▽

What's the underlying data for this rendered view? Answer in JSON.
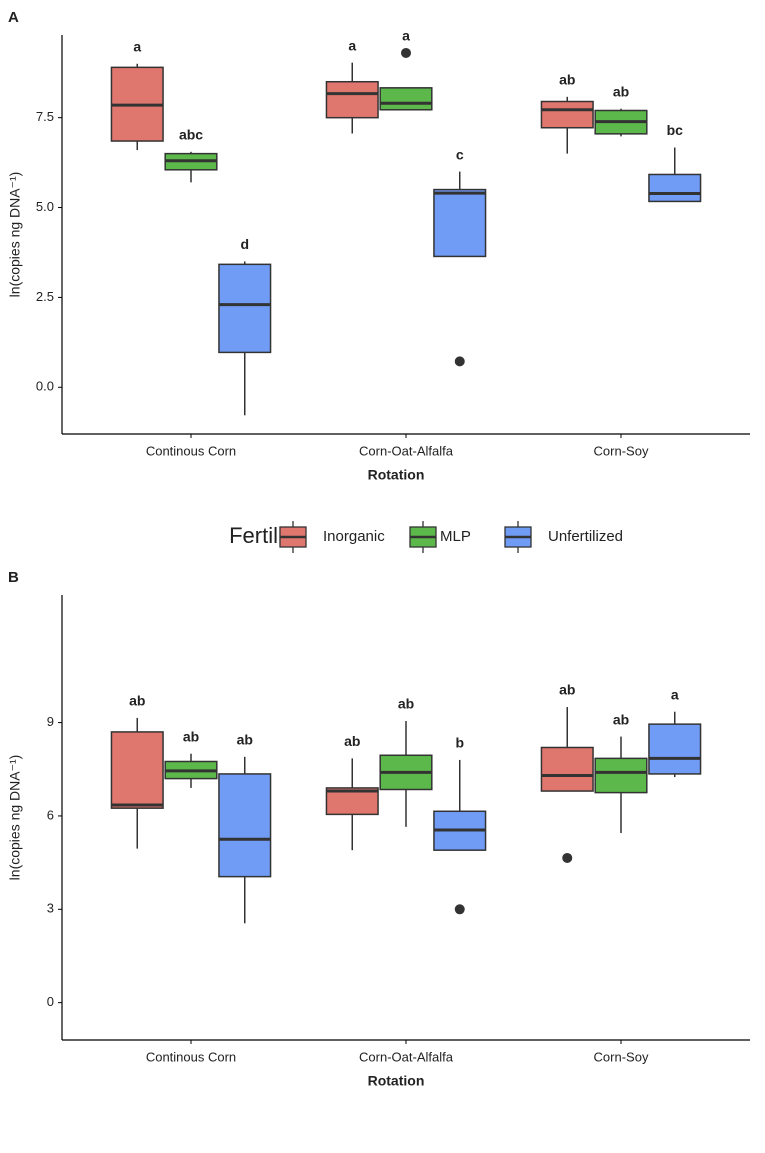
{
  "legend": {
    "title": "Fertility",
    "entries": [
      {
        "name": "Inorganic",
        "color": "#e0776e"
      },
      {
        "name": "MLP",
        "color": "#5cb84a"
      },
      {
        "name": "Unfertilized",
        "color": "#709cf6"
      }
    ]
  },
  "chart_data": [
    {
      "type": "box",
      "panel": "A",
      "x_label": "Rotation",
      "y_label": "ln(copies ng DNA⁻¹)",
      "categories": [
        "Continous Corn",
        "Corn-Oat-Alfalfa",
        "Corn-Soy"
      ],
      "ylim": [
        -1.3,
        9.8
      ],
      "yticks": [
        {
          "value": 0,
          "label": "0.0"
        },
        2.5,
        {
          "value": 5,
          "label": "5.0"
        },
        7.5
      ],
      "series": [
        {
          "values": [
            {
              "low": 6.6,
              "q1": 6.85,
              "median": 7.85,
              "q3": 8.9,
              "high": 9.0,
              "outliers": []
            },
            {
              "low": 7.06,
              "q1": 7.5,
              "median": 8.17,
              "q3": 8.5,
              "high": 9.03,
              "outliers": []
            },
            {
              "low": 6.5,
              "q1": 7.22,
              "median": 7.72,
              "q3": 7.95,
              "high": 8.08,
              "outliers": []
            }
          ],
          "letters": [
            "a",
            "a",
            "ab"
          ]
        },
        {
          "values": [
            {
              "low": 5.7,
              "q1": 6.05,
              "median": 6.3,
              "q3": 6.5,
              "high": 6.55,
              "outliers": []
            },
            {
              "low": 7.72,
              "q1": 7.72,
              "median": 7.9,
              "q3": 8.33,
              "high": 8.33,
              "outliers": [
                9.3
              ]
            },
            {
              "low": 6.98,
              "q1": 7.05,
              "median": 7.39,
              "q3": 7.7,
              "high": 7.75,
              "outliers": []
            }
          ],
          "letters": [
            "abc",
            "a",
            "ab"
          ]
        },
        {
          "values": [
            {
              "low": -0.78,
              "q1": 0.97,
              "median": 2.3,
              "q3": 3.42,
              "high": 3.5,
              "outliers": []
            },
            {
              "low": 3.64,
              "q1": 3.64,
              "median": 5.4,
              "q3": 5.5,
              "high": 6.0,
              "outliers": [
                0.72
              ]
            },
            {
              "low": 5.17,
              "q1": 5.17,
              "median": 5.39,
              "q3": 5.92,
              "high": 6.67,
              "outliers": []
            }
          ],
          "letters": [
            "d",
            "c",
            "bc"
          ]
        }
      ]
    },
    {
      "type": "box",
      "panel": "B",
      "x_label": "Rotation",
      "y_label": "ln(copies ng DNA⁻¹)",
      "categories": [
        "Continous Corn",
        "Corn-Oat-Alfalfa",
        "Corn-Soy"
      ],
      "ylim": [
        -1.2,
        13.1
      ],
      "yticks": [
        0,
        3,
        6,
        9
      ],
      "series": [
        {
          "values": [
            {
              "low": 4.95,
              "q1": 6.25,
              "median": 6.35,
              "q3": 8.7,
              "high": 9.15,
              "outliers": []
            },
            {
              "low": 4.9,
              "q1": 6.05,
              "median": 6.8,
              "q3": 6.9,
              "high": 7.85,
              "outliers": []
            },
            {
              "low": 6.8,
              "q1": 6.8,
              "median": 7.3,
              "q3": 8.2,
              "high": 9.5,
              "outliers": [
                4.65
              ]
            }
          ],
          "letters": [
            "ab",
            "ab",
            "ab"
          ]
        },
        {
          "values": [
            {
              "low": 6.9,
              "q1": 7.2,
              "median": 7.45,
              "q3": 7.75,
              "high": 8.0,
              "outliers": []
            },
            {
              "low": 5.65,
              "q1": 6.85,
              "median": 7.4,
              "q3": 7.95,
              "high": 9.05,
              "outliers": []
            },
            {
              "low": 5.45,
              "q1": 6.75,
              "median": 7.4,
              "q3": 7.85,
              "high": 8.55,
              "outliers": []
            }
          ],
          "letters": [
            "ab",
            "ab",
            "ab"
          ]
        },
        {
          "values": [
            {
              "low": 2.55,
              "q1": 4.05,
              "median": 5.25,
              "q3": 7.35,
              "high": 7.9,
              "outliers": []
            },
            {
              "low": 4.9,
              "q1": 4.9,
              "median": 5.55,
              "q3": 6.15,
              "high": 7.8,
              "outliers": [
                3.0
              ]
            },
            {
              "low": 7.25,
              "q1": 7.35,
              "median": 7.85,
              "q3": 8.95,
              "high": 9.35,
              "outliers": []
            }
          ],
          "letters": [
            "ab",
            "b",
            "a"
          ]
        }
      ]
    }
  ]
}
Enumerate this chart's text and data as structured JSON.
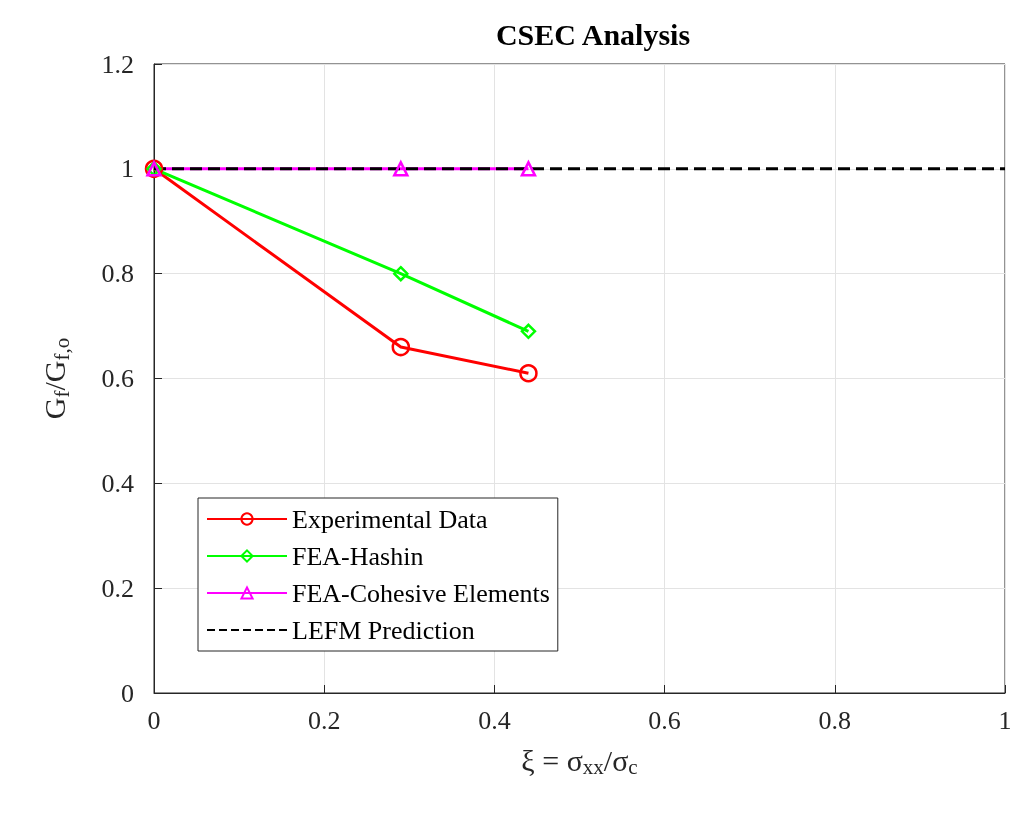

△

- _Exercise prompt_
Keep the pictures out of the copy and return the rest of the data above exactly.

- _Task answer_
What's the underlying data for this rendered view? Answer in JSON.
{
  "legend": {
    "title": "Fertility",
    "entries": [
      {
        "name": "Inorganic",
        "color": "#e0776e"
      },
      {
        "name": "MLP",
        "color": "#5cb84a"
      },
      {
        "name": "Unfertilized",
        "color": "#709cf6"
      }
    ]
  },
  "chart_data": [
    {
      "type": "box",
      "panel": "A",
      "x_label": "Rotation",
      "y_label": "ln(copies ng DNA⁻¹)",
      "categories": [
        "Continous Corn",
        "Corn-Oat-Alfalfa",
        "Corn-Soy"
      ],
      "ylim": [
        -1.3,
        9.8
      ],
      "yticks": [
        {
          "value": 0,
          "label": "0.0"
        },
        2.5,
        {
          "value": 5,
          "label": "5.0"
        },
        7.5
      ],
      "series": [
        {
          "values": [
            {
              "low": 6.6,
              "q1": 6.85,
              "median": 7.85,
              "q3": 8.9,
              "high": 9.0,
              "outliers": []
            },
            {
              "low": 7.06,
              "q1": 7.5,
              "median": 8.17,
              "q3": 8.5,
              "high": 9.03,
              "outliers": []
            },
            {
              "low": 6.5,
              "q1": 7.22,
              "median": 7.72,
              "q3": 7.95,
              "high": 8.08,
              "outliers": []
            }
          ],
          "letters": [
            "a",
            "a",
            "ab"
          ]
        },
        {
          "values": [
            {
              "low": 5.7,
              "q1": 6.05,
              "median": 6.3,
              "q3": 6.5,
              "high": 6.55,
              "outliers": []
            },
            {
              "low": 7.72,
              "q1": 7.72,
              "median": 7.9,
              "q3": 8.33,
              "high": 8.33,
              "outliers": [
                9.3
              ]
            },
            {
              "low": 6.98,
              "q1": 7.05,
              "median": 7.39,
              "q3": 7.7,
              "high": 7.75,
              "outliers": []
            }
          ],
          "letters": [
            "abc",
            "a",
            "ab"
          ]
        },
        {
          "values": [
            {
              "low": -0.78,
              "q1": 0.97,
              "median": 2.3,
              "q3": 3.42,
              "high": 3.5,
              "outliers": []
            },
            {
              "low": 3.64,
              "q1": 3.64,
              "median": 5.4,
              "q3": 5.5,
              "high": 6.0,
              "outliers": [
                0.72
              ]
            },
            {
              "low": 5.17,
              "q1": 5.17,
              "median": 5.39,
              "q3": 5.92,
              "high": 6.67,
              "outliers": []
            }
          ],
          "letters": [
            "d",
            "c",
            "bc"
          ]
        }
      ]
    },
    {
      "type": "box",
      "panel": "B",
      "x_label": "Rotation",
      "y_label": "ln(copies ng DNA⁻¹)",
      "categories": [
        "Continous Corn",
        "Corn-Oat-Alfalfa",
        "Corn-Soy"
      ],
      "ylim": [
        -1.2,
        13.1
      ],
      "yticks": [
        0,
        3,
        6,
        9
      ],
      "series": [
        {
          "values": [
            {
              "low": 4.95,
              "q1": 6.25,
              "median": 6.35,
              "q3": 8.7,
              "high": 9.15,
              "outliers": []
            },
            {
              "low": 4.9,
              "q1": 6.05,
              "median": 6.8,
              "q3": 6.9,
              "high": 7.85,
              "outliers": []
            },
            {
              "low": 6.8,
              "q1": 6.8,
              "median": 7.3,
              "q3": 8.2,
              "high": 9.5,
              "outliers": [
                4.65
              ]
            }
          ],
          "letters": [
            "ab",
            "ab",
            "ab"
          ]
        },
        {
          "values": [
            {
              "low": 6.9,
              "q1": 7.2,
              "median": 7.45,
              "q3": 7.75,
              "high": 8.0,
              "outliers": []
            },
            {
              "low": 5.65,
              "q1": 6.85,
              "median": 7.4,
              "q3": 7.95,
              "high": 9.05,
              "outliers": []
            },
            {
              "low": 5.45,
              "q1": 6.75,
              "median": 7.4,
              "q3": 7.85,
              "high": 8.55,
              "outliers": []
            }
          ],
          "letters": [
            "ab",
            "ab",
            "ab"
          ]
        },
        {
          "values": [
            {
              "low": 2.55,
              "q1": 4.05,
              "median": 5.25,
              "q3": 7.35,
              "high": 7.9,
              "outliers": []
            },
            {
              "low": 4.9,
              "q1": 4.9,
              "median": 5.55,
              "q3": 6.15,
              "high": 7.8,
              "outliers": [
                3.0
              ]
            },
            {
              "low": 7.25,
              "q1": 7.35,
              "median": 7.85,
              "q3": 8.95,
              "high": 9.35,
              "outliers": []
            }
          ],
          "letters": [
            "ab",
            "b",
            "a"
          ]
        }
      ]
    }
  ]
}
Enumerate this chart's text and data as structured JSON.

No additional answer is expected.